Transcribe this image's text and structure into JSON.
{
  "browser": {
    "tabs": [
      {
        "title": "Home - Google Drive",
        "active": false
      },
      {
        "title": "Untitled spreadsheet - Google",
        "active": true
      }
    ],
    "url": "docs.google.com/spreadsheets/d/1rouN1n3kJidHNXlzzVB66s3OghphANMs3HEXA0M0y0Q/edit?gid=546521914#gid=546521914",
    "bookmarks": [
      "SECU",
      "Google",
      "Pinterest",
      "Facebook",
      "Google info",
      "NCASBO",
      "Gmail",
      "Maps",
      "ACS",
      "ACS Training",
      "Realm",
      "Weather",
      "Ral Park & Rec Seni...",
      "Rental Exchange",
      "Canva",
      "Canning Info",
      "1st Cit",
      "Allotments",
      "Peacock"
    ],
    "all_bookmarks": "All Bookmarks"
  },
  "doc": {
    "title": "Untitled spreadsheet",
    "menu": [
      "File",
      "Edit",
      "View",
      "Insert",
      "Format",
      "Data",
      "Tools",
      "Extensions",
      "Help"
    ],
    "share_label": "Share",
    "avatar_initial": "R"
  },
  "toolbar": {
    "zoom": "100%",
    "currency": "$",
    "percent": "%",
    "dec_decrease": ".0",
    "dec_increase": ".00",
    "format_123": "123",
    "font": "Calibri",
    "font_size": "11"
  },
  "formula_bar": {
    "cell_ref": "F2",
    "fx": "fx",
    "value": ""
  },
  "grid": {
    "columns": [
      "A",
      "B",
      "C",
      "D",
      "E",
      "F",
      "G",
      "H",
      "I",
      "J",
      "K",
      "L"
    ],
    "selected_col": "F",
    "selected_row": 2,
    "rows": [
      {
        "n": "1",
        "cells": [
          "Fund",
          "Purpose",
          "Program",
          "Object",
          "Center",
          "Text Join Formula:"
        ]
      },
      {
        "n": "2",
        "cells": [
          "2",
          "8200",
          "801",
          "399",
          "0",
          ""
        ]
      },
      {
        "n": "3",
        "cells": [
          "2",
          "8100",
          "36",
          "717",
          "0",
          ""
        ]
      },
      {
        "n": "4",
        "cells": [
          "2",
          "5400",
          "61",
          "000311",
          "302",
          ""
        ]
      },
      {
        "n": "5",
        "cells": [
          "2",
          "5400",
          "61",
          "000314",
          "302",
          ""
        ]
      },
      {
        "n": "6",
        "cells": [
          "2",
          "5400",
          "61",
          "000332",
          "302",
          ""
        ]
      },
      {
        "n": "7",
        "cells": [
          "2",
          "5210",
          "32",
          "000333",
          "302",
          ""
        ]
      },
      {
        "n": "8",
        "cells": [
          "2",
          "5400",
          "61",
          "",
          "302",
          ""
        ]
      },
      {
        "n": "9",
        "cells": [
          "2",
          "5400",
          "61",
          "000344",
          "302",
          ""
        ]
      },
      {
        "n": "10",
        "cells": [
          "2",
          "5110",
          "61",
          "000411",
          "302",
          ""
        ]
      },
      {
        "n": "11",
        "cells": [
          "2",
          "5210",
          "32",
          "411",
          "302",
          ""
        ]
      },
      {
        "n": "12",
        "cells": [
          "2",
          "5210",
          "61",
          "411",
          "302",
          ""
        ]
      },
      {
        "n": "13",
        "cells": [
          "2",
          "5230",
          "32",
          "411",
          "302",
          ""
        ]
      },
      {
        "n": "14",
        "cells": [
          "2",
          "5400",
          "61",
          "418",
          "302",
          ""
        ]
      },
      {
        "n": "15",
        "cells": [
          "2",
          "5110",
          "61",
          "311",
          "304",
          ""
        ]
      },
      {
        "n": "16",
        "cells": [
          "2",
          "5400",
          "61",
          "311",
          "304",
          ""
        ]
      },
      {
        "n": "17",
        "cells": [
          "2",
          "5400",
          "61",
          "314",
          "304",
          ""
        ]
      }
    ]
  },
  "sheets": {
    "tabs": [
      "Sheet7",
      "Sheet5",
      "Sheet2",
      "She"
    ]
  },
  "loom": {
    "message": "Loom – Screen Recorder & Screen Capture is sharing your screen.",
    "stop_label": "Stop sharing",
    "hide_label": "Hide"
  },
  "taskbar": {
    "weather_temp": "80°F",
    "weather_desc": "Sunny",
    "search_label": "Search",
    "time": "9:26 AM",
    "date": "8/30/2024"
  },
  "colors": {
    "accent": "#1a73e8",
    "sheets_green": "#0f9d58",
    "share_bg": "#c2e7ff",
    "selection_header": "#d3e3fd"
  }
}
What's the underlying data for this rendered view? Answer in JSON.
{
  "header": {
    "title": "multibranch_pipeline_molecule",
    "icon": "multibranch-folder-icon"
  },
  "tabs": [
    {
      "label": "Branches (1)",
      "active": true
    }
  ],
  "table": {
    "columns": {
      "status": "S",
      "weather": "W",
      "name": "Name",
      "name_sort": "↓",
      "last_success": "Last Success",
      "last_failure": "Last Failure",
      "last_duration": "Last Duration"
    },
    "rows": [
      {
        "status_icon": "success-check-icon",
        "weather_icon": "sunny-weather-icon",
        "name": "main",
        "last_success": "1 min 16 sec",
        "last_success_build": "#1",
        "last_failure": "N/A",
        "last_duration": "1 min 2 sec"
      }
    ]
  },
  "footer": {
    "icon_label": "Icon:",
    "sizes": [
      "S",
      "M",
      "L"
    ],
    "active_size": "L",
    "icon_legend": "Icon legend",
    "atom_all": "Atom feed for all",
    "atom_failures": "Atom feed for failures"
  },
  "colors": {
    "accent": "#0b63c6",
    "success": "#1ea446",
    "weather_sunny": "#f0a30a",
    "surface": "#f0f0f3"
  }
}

━━━━━━━━━━━━━━━━

(Task requirements): Recopy the entries above exactly, with every line included.

(Correct answer):
Transcribe this image's text and structure into JSON.
{
  "browser": {
    "tabs": [
      {
        "title": "Home - Google Drive",
        "active": false
      },
      {
        "title": "Untitled spreadsheet - Google",
        "active": true
      }
    ],
    "url": "docs.google.com/spreadsheets/d/1rouN1n3kJidHNXlzzVB66s3OghphANMs3HEXA0M0y0Q/edit?gid=546521914#gid=546521914",
    "bookmarks": [
      "SECU",
      "Google",
      "Pinterest",
      "Facebook",
      "Google info",
      "NCASBO",
      "Gmail",
      "Maps",
      "ACS",
      "ACS Training",
      "Realm",
      "Weather",
      "Ral Park & Rec Seni...",
      "Rental Exchange",
      "Canva",
      "Canning Info",
      "1st Cit",
      "Allotments",
      "Peacock"
    ],
    "all_bookmarks": "All Bookmarks"
  },
  "doc": {
    "title": "Untitled spreadsheet",
    "menu": [
      "File",
      "Edit",
      "View",
      "Insert",
      "Format",
      "Data",
      "Tools",
      "Extensions",
      "Help"
    ],
    "share_label": "Share",
    "avatar_initial": "R"
  },
  "toolbar": {
    "zoom": "100%",
    "currency": "$",
    "percent": "%",
    "dec_decrease": ".0",
    "dec_increase": ".00",
    "format_123": "123",
    "font": "Calibri",
    "font_size": "11"
  },
  "formula_bar": {
    "cell_ref": "F2",
    "fx": "fx",
    "value": ""
  },
  "grid": {
    "columns": [
      "A",
      "B",
      "C",
      "D",
      "E",
      "F",
      "G",
      "H",
      "I",
      "J",
      "K",
      "L"
    ],
    "selected_col": "F",
    "selected_row": 2,
    "rows": [
      {
        "n": "1",
        "cells": [
          "Fund",
          "Purpose",
          "Program",
          "Object",
          "Center",
          "Text Join Formula:"
        ]
      },
      {
        "n": "2",
        "cells": [
          "2",
          "8200",
          "801",
          "399",
          "0",
          ""
        ]
      },
      {
        "n": "3",
        "cells": [
          "2",
          "8100",
          "36",
          "717",
          "0",
          ""
        ]
      },
      {
        "n": "4",
        "cells": [
          "2",
          "5400",
          "61",
          "000311",
          "302",
          ""
        ]
      },
      {
        "n": "5",
        "cells": [
          "2",
          "5400",
          "61",
          "000314",
          "302",
          ""
        ]
      },
      {
        "n": "6",
        "cells": [
          "2",
          "5400",
          "61",
          "000332",
          "302",
          ""
        ]
      },
      {
        "n": "7",
        "cells": [
          "2",
          "5210",
          "32",
          "000333",
          "302",
          ""
        ]
      },
      {
        "n": "8",
        "cells": [
          "2",
          "5400",
          "61",
          "",
          "302",
          ""
        ]
      },
      {
        "n": "9",
        "cells": [
          "2",
          "5400",
          "61",
          "000344",
          "302",
          ""
        ]
      },
      {
        "n": "10",
        "cells": [
          "2",
          "5110",
          "61",
          "000411",
          "302",
          ""
        ]
      },
      {
        "n": "11",
        "cells": [
          "2",
          "5210",
          "32",
          "411",
          "302",
          ""
        ]
      },
      {
        "n": "12",
        "cells": [
          "2",
          "5210",
          "61",
          "411",
          "302",
          ""
        ]
      },
      {
        "n": "13",
        "cells": [
          "2",
          "5230",
          "32",
          "411",
          "302",
          ""
        ]
      },
      {
        "n": "14",
        "cells": [
          "2",
          "5400",
          "61",
          "418",
          "302",
          ""
        ]
      },
      {
        "n": "15",
        "cells": [
          "2",
          "5110",
          "61",
          "311",
          "304",
          ""
        ]
      },
      {
        "n": "16",
        "cells": [
          "2",
          "5400",
          "61",
          "311",
          "304",
          ""
        ]
      },
      {
        "n": "17",
        "cells": [
          "2",
          "5400",
          "61",
          "314",
          "304",
          ""
        ]
      }
    ]
  },
  "sheets": {
    "tabs": [
      "Sheet7",
      "Sheet5",
      "Sheet2",
      "She"
    ]
  },
  "loom": {
    "message": "Loom – Screen Recorder & Screen Capture is sharing your screen.",
    "stop_label": "Stop sharing",
    "hide_label": "Hide"
  },
  "taskbar": {
    "weather_temp": "80°F",
    "weather_desc": "Sunny",
    "search_label": "Search",
    "time": "9:26 AM",
    "date": "8/30/2024"
  },
  "colors": {
    "accent": "#1a73e8",
    "sheets_green": "#0f9d58",
    "share_bg": "#c2e7ff",
    "selection_header": "#d3e3fd"
  }
}
What's the underlying data for this rendered view? Answer in JSON.
{
  "header": {
    "title": "multibranch_pipeline_molecule",
    "icon": "multibranch-folder-icon"
  },
  "tabs": [
    {
      "label": "Branches (1)",
      "active": true
    }
  ],
  "table": {
    "columns": {
      "status": "S",
      "weather": "W",
      "name": "Name",
      "name_sort": "↓",
      "last_success": "Last Success",
      "last_failure": "Last Failure",
      "last_duration": "Last Duration"
    },
    "rows": [
      {
        "status_icon": "success-check-icon",
        "weather_icon": "sunny-weather-icon",
        "name": "main",
        "last_success": "1 min 16 sec",
        "last_success_build": "#1",
        "last_failure": "N/A",
        "last_duration": "1 min 2 sec"
      }
    ]
  },
  "footer": {
    "icon_label": "Icon:",
    "sizes": [
      "S",
      "M",
      "L"
    ],
    "active_size": "L",
    "icon_legend": "Icon legend",
    "atom_all": "Atom feed for all",
    "atom_failures": "Atom feed for failures"
  },
  "colors": {
    "accent": "#0b63c6",
    "success": "#1ea446",
    "weather_sunny": "#f0a30a",
    "surface": "#f0f0f3"
  }
}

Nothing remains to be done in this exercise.